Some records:
· · · · · · ·

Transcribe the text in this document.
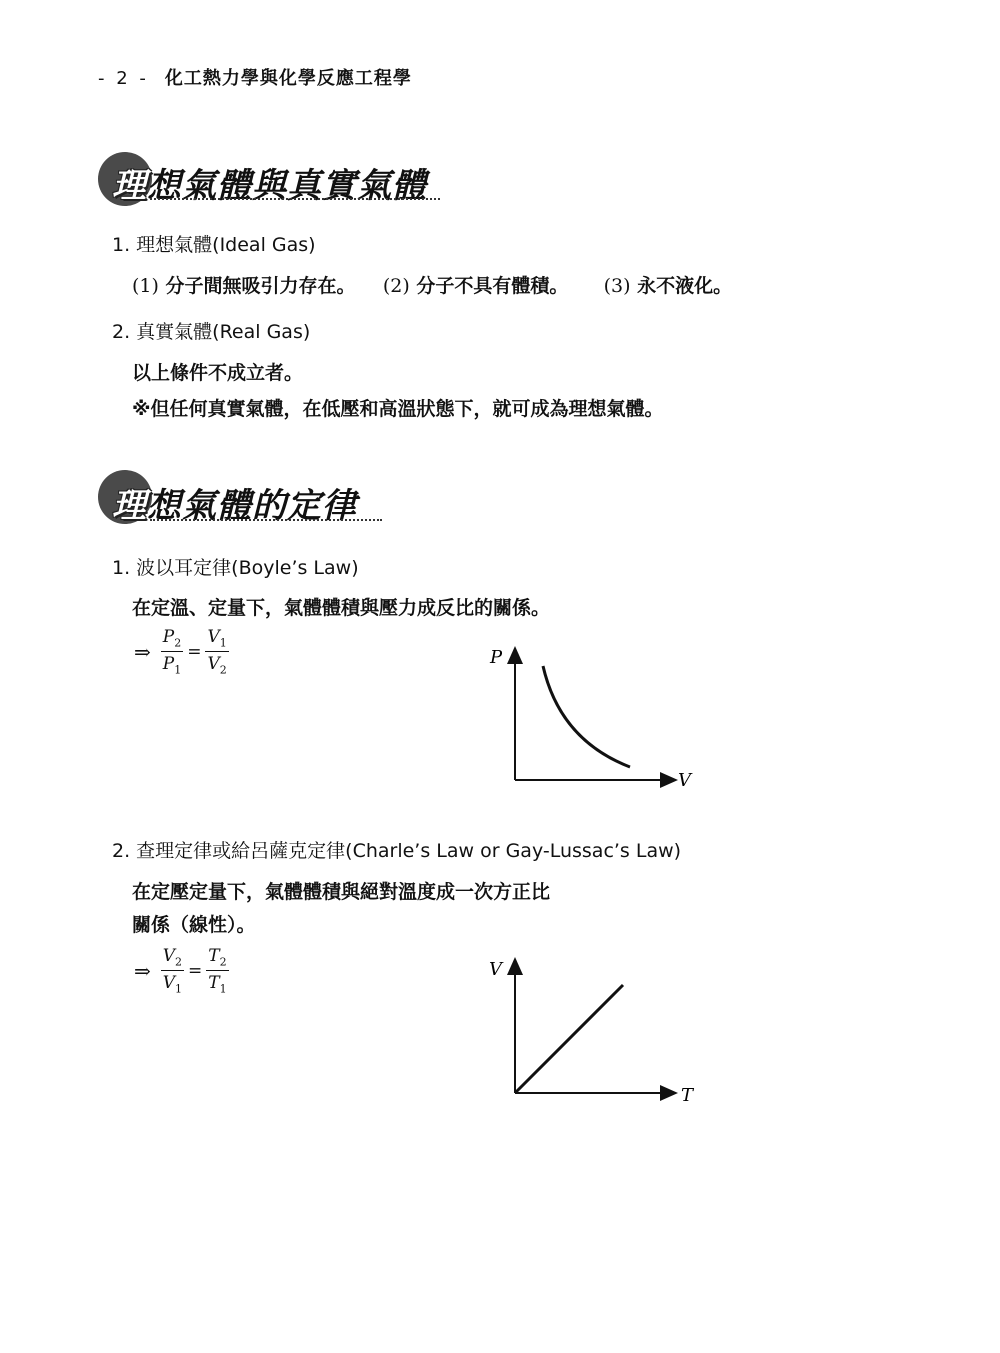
- 2 - 化工熱力學與化學反應工程學
理想氣體與真實氣體
1. 理想氣體(Ideal Gas)
(1) 分子間無吸引力存在。 (2) 分子不具有體積。 (3) 永不液化。
2. 真實氣體(Real Gas)
以上條件不成立者。
※但任何真實氣體，在低壓和高溫狀態下，就可成為理想氣體。
理想氣體的定律
1. 波以耳定律(Boyle’s Law)
在定溫、定量下，氣體體積與壓力成反比的關係。
⇒ $\frac{P_2}{P_1} = \frac{V_1}{V_2}$	P
V
2. 查理定律或給呂薩克定律(Charle’s Law or Gay-Lussac’s Law)
在定壓定量下，氣體體積與絕對溫度成一次方正比
關係（線性）。
⇒ $\frac{V_2}{V_1} = \frac{T_2}{T_1}$	V
T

· · · · · · ·

__PROBLEM__
Gather and copy every line of the data in which the string "frac" is found.

__FULL OUTPUT__
⇒ $\frac{P_2}{P_1} = \frac{V_1}{V_2}$	P
⇒ $\frac{V_2}{V_1} = \frac{T_2}{T_1}$	V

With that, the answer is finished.